Task prompt – The records that follow are to be repeated without alteration.

Excerpted data –
★ ★ ★ ★
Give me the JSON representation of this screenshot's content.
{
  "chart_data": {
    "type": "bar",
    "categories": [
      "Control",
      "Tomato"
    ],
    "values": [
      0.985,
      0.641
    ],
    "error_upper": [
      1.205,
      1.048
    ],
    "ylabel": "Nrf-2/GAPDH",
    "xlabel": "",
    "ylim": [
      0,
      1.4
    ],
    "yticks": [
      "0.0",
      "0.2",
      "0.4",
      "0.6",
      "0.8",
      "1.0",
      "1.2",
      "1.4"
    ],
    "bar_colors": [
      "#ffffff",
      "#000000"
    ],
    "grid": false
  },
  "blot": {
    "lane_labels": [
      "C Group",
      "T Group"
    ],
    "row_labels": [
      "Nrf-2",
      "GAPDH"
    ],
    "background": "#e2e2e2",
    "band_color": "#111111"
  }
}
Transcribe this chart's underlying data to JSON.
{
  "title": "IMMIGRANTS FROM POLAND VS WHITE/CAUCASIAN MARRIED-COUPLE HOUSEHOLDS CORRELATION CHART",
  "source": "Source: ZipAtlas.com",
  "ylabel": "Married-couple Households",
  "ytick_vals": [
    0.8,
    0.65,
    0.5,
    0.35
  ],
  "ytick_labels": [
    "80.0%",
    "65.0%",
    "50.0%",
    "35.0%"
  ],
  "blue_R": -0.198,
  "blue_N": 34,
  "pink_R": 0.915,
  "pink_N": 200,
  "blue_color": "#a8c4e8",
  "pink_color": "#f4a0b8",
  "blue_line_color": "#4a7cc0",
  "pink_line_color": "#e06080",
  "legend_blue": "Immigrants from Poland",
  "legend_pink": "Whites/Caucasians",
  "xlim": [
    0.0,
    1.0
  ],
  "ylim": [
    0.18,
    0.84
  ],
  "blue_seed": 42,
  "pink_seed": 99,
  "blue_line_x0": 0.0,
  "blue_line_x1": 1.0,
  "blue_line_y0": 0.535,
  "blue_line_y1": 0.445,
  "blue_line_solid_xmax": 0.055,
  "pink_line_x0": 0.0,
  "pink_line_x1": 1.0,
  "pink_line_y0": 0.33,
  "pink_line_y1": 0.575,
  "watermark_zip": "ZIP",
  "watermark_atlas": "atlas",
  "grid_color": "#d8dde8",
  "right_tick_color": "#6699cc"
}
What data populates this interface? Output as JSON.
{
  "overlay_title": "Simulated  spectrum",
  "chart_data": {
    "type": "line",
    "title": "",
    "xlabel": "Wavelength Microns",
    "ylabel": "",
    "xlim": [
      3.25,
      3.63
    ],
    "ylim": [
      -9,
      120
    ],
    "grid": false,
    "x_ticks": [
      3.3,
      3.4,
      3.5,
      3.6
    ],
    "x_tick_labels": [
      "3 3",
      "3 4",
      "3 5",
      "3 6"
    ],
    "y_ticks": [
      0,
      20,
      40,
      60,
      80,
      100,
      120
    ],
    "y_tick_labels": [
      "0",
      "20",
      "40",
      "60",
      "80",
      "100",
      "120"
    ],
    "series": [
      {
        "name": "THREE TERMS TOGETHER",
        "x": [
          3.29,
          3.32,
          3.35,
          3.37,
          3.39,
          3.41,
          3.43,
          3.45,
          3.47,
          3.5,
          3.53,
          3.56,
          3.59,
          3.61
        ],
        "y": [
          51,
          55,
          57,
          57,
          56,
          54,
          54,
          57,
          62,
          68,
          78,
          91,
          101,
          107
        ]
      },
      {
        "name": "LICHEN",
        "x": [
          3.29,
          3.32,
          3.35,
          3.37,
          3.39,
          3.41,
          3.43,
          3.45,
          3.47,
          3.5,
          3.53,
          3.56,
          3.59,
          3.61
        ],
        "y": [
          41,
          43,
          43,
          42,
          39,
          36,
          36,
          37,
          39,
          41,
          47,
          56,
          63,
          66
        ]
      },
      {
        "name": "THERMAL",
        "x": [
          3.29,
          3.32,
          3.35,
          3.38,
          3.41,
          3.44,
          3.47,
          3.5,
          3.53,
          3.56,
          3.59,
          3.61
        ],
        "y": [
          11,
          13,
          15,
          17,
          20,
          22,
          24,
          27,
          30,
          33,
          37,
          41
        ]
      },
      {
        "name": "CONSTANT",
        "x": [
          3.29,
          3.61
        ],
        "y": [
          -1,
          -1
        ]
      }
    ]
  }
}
★ ★ ★ ★
Result of this exercise –
Give me the JSON representation of this screenshot's content.
{
  "chart_data": {
    "type": "bar",
    "categories": [
      "Control",
      "Tomato"
    ],
    "values": [
      0.985,
      0.641
    ],
    "error_upper": [
      1.205,
      1.048
    ],
    "ylabel": "Nrf-2/GAPDH",
    "xlabel": "",
    "ylim": [
      0,
      1.4
    ],
    "yticks": [
      "0.0",
      "0.2",
      "0.4",
      "0.6",
      "0.8",
      "1.0",
      "1.2",
      "1.4"
    ],
    "bar_colors": [
      "#ffffff",
      "#000000"
    ],
    "grid": false
  },
  "blot": {
    "lane_labels": [
      "C Group",
      "T Group"
    ],
    "row_labels": [
      "Nrf-2",
      "GAPDH"
    ],
    "background": "#e2e2e2",
    "band_color": "#111111"
  }
}
Transcribe this chart's underlying data to JSON.
{
  "title": "IMMIGRANTS FROM POLAND VS WHITE/CAUCASIAN MARRIED-COUPLE HOUSEHOLDS CORRELATION CHART",
  "source": "Source: ZipAtlas.com",
  "ylabel": "Married-couple Households",
  "ytick_vals": [
    0.8,
    0.65,
    0.5,
    0.35
  ],
  "ytick_labels": [
    "80.0%",
    "65.0%",
    "50.0%",
    "35.0%"
  ],
  "blue_R": -0.198,
  "blue_N": 34,
  "pink_R": 0.915,
  "pink_N": 200,
  "blue_color": "#a8c4e8",
  "pink_color": "#f4a0b8",
  "blue_line_color": "#4a7cc0",
  "pink_line_color": "#e06080",
  "legend_blue": "Immigrants from Poland",
  "legend_pink": "Whites/Caucasians",
  "xlim": [
    0.0,
    1.0
  ],
  "ylim": [
    0.18,
    0.84
  ],
  "blue_seed": 42,
  "pink_seed": 99,
  "blue_line_x0": 0.0,
  "blue_line_x1": 1.0,
  "blue_line_y0": 0.535,
  "blue_line_y1": 0.445,
  "blue_line_solid_xmax": 0.055,
  "pink_line_x0": 0.0,
  "pink_line_x1": 1.0,
  "pink_line_y0": 0.33,
  "pink_line_y1": 0.575,
  "watermark_zip": "ZIP",
  "watermark_atlas": "atlas",
  "grid_color": "#d8dde8",
  "right_tick_color": "#6699cc"
}
What data populates this interface? Output as JSON.
{
  "overlay_title": "Simulated  spectrum",
  "chart_data": {
    "type": "line",
    "title": "",
    "xlabel": "Wavelength Microns",
    "ylabel": "",
    "xlim": [
      3.25,
      3.63
    ],
    "ylim": [
      -9,
      120
    ],
    "grid": false,
    "x_ticks": [
      3.3,
      3.4,
      3.5,
      3.6
    ],
    "x_tick_labels": [
      "3 3",
      "3 4",
      "3 5",
      "3 6"
    ],
    "y_ticks": [
      0,
      20,
      40,
      60,
      80,
      100,
      120
    ],
    "y_tick_labels": [
      "0",
      "20",
      "40",
      "60",
      "80",
      "100",
      "120"
    ],
    "series": [
      {
        "name": "THREE TERMS TOGETHER",
        "x": [
          3.29,
          3.32,
          3.35,
          3.37,
          3.39,
          3.41,
          3.43,
          3.45,
          3.47,
          3.5,
          3.53,
          3.56,
          3.59,
          3.61
        ],
        "y": [
          51,
          55,
          57,
          57,
          56,
          54,
          54,
          57,
          62,
          68,
          78,
          91,
          101,
          107
        ]
      },
      {
        "name": "LICHEN",
        "x": [
          3.29,
          3.32,
          3.35,
          3.37,
          3.39,
          3.41,
          3.43,
          3.45,
          3.47,
          3.5,
          3.53,
          3.56,
          3.59,
          3.61
        ],
        "y": [
          41,
          43,
          43,
          42,
          39,
          36,
          36,
          37,
          39,
          41,
          47,
          56,
          63,
          66
        ]
      },
      {
        "name": "THERMAL",
        "x": [
          3.29,
          3.32,
          3.35,
          3.38,
          3.41,
          3.44,
          3.47,
          3.5,
          3.53,
          3.56,
          3.59,
          3.61
        ],
        "y": [
          11,
          13,
          15,
          17,
          20,
          22,
          24,
          27,
          30,
          33,
          37,
          41
        ]
      },
      {
        "name": "CONSTANT",
        "x": [
          3.29,
          3.61
        ],
        "y": [
          -1,
          -1
        ]
      }
    ]
  }
}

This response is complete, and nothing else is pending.